■ EXERCISE OBJECTIVE: Lay out everything from the start of the listing down to the line containing "199, 457, 253]" as a numbered list, leaving out any blank lines.

(Stored data entries)
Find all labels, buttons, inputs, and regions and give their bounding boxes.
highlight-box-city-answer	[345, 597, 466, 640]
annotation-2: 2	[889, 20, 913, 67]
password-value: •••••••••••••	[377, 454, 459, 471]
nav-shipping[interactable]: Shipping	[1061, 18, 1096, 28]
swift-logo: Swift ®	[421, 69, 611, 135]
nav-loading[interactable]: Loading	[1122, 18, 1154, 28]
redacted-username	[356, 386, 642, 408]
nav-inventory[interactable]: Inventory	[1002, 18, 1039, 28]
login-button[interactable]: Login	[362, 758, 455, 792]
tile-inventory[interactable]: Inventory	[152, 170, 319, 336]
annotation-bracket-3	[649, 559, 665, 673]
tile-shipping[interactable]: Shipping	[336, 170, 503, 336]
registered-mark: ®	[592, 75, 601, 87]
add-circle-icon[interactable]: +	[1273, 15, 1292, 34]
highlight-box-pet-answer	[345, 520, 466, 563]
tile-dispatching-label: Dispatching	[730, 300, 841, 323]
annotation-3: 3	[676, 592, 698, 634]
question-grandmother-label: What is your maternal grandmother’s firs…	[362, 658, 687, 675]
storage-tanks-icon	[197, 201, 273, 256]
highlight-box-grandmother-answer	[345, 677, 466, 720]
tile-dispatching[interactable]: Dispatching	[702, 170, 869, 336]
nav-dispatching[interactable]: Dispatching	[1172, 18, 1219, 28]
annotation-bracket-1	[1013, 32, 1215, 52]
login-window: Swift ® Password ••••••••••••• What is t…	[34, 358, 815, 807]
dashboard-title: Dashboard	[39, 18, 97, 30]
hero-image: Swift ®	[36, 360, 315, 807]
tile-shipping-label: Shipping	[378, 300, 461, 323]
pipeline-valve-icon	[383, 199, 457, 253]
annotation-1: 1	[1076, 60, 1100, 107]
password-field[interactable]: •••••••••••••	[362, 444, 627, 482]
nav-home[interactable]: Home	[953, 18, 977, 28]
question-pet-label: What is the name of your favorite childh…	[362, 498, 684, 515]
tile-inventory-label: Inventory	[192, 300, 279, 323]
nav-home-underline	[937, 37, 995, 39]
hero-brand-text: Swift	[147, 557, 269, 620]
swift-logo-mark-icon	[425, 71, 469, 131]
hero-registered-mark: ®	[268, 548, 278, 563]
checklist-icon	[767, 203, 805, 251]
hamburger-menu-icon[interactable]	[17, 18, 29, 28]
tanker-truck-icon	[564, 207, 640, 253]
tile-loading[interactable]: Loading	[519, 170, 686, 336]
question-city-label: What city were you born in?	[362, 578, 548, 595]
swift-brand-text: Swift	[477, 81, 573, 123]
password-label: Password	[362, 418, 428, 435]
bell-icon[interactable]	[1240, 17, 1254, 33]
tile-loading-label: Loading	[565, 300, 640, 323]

■ REPLY:
1. Find all labels, buttons, inputs, and regions and give their bounding boxes.
2. highlight-box-city-answer	[345, 597, 466, 640]
3. annotation-2: 2	[889, 20, 913, 67]
4. password-value: •••••••••••••	[377, 454, 459, 471]
5. nav-shipping[interactable]: Shipping	[1061, 18, 1096, 28]
6. swift-logo: Swift ®	[421, 69, 611, 135]
7. nav-loading[interactable]: Loading	[1122, 18, 1154, 28]
8. redacted-username	[356, 386, 642, 408]
9. nav-inventory[interactable]: Inventory	[1002, 18, 1039, 28]
10. login-button[interactable]: Login	[362, 758, 455, 792]
11. tile-inventory[interactable]: Inventory	[152, 170, 319, 336]
12. annotation-bracket-3	[649, 559, 665, 673]
13. tile-shipping[interactable]: Shipping	[336, 170, 503, 336]
14. registered-mark: ®	[592, 75, 601, 87]
15. add-circle-icon[interactable]: +	[1273, 15, 1292, 34]
16. highlight-box-pet-answer	[345, 520, 466, 563]
17. tile-dispatching-label: Dispatching	[730, 300, 841, 323]
18. annotation-3: 3	[676, 592, 698, 634]
19. question-grandmother-label: What is your maternal grandmother’s firs…	[362, 658, 687, 675]
20. storage-tanks-icon	[197, 201, 273, 256]
21. highlight-box-grandmother-answer	[345, 677, 466, 720]
22. tile-dispatching[interactable]: Dispatching	[702, 170, 869, 336]
23. nav-dispatching[interactable]: Dispatching	[1172, 18, 1219, 28]
24. annotation-bracket-1	[1013, 32, 1215, 52]
25. login-window: Swift ® Password ••••••••••••• What is t…	[34, 358, 815, 807]
26. dashboard-title: Dashboard	[39, 18, 97, 30]
27. hero-image: Swift ®	[36, 360, 315, 807]
28. tile-shipping-label: Shipping	[378, 300, 461, 323]
29. pipeline-valve-icon	[383, 199, 457, 253]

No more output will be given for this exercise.